--- Problem requirements ---
Leave out the pictures and copy every record exactly.

** START Material for the task **

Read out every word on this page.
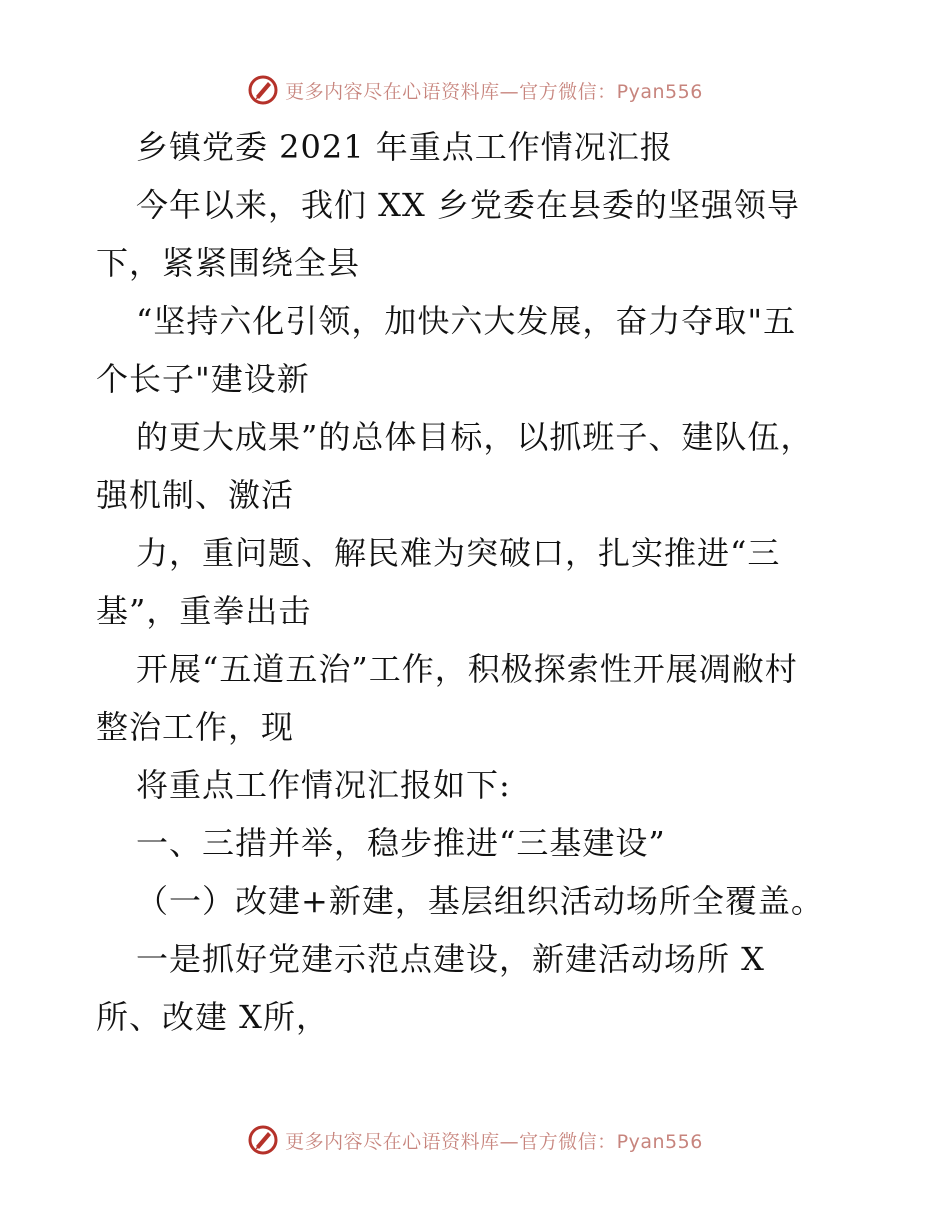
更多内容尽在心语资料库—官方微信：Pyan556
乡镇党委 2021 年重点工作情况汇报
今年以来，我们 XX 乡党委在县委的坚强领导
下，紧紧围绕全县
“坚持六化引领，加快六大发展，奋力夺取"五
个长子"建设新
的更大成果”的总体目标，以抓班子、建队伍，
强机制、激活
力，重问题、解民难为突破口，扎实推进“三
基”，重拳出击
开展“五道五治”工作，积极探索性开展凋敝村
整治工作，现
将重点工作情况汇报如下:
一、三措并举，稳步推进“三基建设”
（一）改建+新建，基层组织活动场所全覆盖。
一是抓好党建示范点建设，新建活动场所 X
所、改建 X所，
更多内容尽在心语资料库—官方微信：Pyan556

** END Material for the task **

--- Complete response ---
Read out every word on this page.
更多内容尽在心语资料库—官方微信：Pyan556
乡镇党委 2021 年重点工作情况汇报
今年以来，我们 XX 乡党委在县委的坚强领导
下，紧紧围绕全县
“坚持六化引领，加快六大发展，奋力夺取"五
个长子"建设新
的更大成果”的总体目标，以抓班子、建队伍，
强机制、激活
力，重问题、解民难为突破口，扎实推进“三
基”，重拳出击
开展“五道五治”工作，积极探索性开展凋敝村
整治工作，现
将重点工作情况汇报如下:
一、三措并举，稳步推进“三基建设”
（一）改建+新建，基层组织活动场所全覆盖。
一是抓好党建示范点建设，新建活动场所 X
所、改建 X所，
更多内容尽在心语资料库—官方微信：Pyan556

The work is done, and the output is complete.